Using the data below, gather each line that includes the word "name".

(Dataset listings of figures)
(begin)

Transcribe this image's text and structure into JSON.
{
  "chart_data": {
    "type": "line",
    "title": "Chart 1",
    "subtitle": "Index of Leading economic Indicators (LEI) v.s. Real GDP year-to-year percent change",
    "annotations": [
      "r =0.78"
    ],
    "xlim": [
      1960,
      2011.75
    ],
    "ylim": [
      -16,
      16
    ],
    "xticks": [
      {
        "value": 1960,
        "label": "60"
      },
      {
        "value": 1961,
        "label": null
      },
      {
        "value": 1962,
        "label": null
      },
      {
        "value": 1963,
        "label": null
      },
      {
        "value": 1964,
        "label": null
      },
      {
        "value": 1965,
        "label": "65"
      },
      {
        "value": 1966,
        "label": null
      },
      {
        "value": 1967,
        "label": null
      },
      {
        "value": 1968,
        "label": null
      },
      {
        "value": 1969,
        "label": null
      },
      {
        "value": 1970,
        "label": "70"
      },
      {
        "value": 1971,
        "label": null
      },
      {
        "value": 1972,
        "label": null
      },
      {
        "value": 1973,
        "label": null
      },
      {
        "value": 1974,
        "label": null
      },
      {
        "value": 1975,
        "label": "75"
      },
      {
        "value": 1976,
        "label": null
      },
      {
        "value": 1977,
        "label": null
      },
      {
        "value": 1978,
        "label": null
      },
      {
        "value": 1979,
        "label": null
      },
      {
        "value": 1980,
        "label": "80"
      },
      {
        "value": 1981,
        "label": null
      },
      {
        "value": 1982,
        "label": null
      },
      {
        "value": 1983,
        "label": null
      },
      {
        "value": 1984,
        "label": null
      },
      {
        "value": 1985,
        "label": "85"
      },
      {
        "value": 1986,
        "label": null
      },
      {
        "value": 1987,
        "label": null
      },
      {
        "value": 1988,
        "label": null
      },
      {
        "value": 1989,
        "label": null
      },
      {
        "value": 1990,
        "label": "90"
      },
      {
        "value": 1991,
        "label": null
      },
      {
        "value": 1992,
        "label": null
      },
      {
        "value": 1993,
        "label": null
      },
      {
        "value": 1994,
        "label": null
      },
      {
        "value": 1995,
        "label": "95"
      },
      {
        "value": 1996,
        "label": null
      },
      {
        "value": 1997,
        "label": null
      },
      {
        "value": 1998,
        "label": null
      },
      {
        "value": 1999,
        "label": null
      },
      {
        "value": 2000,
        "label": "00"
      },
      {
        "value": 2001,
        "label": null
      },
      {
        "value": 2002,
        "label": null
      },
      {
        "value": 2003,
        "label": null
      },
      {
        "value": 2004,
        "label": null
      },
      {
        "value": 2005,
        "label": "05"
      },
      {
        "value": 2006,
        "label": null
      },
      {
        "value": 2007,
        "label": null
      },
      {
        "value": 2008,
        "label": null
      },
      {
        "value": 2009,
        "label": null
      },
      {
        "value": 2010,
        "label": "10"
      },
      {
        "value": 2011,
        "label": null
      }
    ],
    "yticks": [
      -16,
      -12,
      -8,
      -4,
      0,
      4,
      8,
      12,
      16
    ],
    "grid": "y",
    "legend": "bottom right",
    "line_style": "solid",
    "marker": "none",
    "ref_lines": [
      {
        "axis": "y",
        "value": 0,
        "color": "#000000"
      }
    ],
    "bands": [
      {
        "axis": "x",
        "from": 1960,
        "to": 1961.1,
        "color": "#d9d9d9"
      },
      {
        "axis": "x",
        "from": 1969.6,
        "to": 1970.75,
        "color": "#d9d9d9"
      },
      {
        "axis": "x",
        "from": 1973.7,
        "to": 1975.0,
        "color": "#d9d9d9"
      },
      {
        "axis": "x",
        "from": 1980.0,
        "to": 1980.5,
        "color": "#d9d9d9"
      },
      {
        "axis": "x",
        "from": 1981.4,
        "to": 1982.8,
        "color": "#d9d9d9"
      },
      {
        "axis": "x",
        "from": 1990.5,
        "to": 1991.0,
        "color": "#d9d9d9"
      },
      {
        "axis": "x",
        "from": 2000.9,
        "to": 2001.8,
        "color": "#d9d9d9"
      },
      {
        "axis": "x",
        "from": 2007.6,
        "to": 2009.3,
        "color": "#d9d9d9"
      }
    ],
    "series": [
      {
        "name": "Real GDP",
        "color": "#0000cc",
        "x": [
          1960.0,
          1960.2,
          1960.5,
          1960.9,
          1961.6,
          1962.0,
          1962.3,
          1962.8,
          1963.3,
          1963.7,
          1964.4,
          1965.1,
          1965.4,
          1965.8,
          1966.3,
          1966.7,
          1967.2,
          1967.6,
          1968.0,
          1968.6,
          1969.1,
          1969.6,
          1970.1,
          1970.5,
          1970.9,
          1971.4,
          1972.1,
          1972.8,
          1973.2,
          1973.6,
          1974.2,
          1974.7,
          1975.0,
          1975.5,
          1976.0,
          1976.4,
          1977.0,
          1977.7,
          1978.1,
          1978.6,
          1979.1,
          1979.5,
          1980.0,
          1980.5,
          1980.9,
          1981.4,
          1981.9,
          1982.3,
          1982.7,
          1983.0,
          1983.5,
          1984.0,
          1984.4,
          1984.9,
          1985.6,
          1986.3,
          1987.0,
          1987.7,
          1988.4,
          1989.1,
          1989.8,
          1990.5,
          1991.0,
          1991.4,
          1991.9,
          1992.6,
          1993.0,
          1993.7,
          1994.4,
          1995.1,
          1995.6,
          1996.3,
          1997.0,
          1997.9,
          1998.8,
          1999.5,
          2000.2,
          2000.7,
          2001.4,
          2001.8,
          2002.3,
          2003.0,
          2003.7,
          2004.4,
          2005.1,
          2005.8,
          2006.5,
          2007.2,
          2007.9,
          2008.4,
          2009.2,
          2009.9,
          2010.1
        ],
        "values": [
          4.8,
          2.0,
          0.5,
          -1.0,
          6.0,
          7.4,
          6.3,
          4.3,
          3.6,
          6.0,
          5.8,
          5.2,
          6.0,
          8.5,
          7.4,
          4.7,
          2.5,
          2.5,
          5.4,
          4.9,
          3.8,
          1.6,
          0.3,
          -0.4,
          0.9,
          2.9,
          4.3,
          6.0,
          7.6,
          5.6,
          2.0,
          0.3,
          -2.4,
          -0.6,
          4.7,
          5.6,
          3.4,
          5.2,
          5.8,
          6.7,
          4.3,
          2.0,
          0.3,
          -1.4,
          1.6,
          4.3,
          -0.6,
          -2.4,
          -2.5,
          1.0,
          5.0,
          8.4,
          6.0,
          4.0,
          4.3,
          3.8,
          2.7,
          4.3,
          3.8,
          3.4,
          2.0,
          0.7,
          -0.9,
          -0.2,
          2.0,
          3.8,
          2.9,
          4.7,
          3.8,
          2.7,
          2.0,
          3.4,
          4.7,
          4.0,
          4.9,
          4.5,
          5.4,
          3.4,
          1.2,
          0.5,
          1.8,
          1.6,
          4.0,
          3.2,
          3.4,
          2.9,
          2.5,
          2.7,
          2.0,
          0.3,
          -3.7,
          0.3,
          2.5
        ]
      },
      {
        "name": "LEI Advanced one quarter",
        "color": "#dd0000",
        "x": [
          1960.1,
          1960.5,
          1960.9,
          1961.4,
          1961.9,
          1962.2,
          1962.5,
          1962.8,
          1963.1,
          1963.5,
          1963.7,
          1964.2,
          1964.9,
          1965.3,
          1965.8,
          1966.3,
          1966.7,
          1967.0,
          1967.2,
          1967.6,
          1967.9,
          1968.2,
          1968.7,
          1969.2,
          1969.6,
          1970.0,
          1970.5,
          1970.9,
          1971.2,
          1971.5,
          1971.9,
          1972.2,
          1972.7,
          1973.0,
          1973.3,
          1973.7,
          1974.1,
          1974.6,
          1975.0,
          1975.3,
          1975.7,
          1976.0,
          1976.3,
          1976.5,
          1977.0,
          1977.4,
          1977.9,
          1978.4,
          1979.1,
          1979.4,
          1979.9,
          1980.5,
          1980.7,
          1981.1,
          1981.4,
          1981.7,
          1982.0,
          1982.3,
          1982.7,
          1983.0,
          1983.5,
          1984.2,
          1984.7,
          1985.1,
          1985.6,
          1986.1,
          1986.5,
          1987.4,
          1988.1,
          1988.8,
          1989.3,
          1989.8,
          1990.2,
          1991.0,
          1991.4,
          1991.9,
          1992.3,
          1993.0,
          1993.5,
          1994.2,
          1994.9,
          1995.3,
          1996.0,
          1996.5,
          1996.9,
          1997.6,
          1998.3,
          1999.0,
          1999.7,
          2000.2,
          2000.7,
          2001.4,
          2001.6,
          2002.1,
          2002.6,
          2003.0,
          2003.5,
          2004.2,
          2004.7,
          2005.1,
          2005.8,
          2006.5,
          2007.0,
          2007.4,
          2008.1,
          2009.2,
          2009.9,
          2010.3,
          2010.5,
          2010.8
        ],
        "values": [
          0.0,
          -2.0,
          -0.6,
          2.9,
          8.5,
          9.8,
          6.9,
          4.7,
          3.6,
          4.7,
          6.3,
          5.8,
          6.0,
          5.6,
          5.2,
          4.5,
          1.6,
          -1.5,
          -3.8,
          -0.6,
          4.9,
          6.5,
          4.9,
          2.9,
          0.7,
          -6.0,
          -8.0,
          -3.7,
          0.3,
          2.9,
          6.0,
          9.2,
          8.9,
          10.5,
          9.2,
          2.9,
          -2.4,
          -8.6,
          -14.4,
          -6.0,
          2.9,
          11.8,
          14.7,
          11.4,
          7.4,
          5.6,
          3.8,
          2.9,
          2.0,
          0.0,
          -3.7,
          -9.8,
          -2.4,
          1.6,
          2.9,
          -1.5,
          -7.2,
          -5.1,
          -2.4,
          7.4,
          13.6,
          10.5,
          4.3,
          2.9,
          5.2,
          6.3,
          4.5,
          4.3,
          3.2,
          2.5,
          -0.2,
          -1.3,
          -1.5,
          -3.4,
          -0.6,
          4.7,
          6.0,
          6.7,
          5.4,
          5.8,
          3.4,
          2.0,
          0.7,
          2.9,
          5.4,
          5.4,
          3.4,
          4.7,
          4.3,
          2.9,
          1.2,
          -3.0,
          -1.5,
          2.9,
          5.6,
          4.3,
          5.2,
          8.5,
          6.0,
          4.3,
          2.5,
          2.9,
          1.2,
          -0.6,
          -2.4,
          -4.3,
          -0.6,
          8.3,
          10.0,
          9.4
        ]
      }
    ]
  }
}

(end)

The reply:
        "name": "Real GDP",
        "name": "LEI Advanced one quarter",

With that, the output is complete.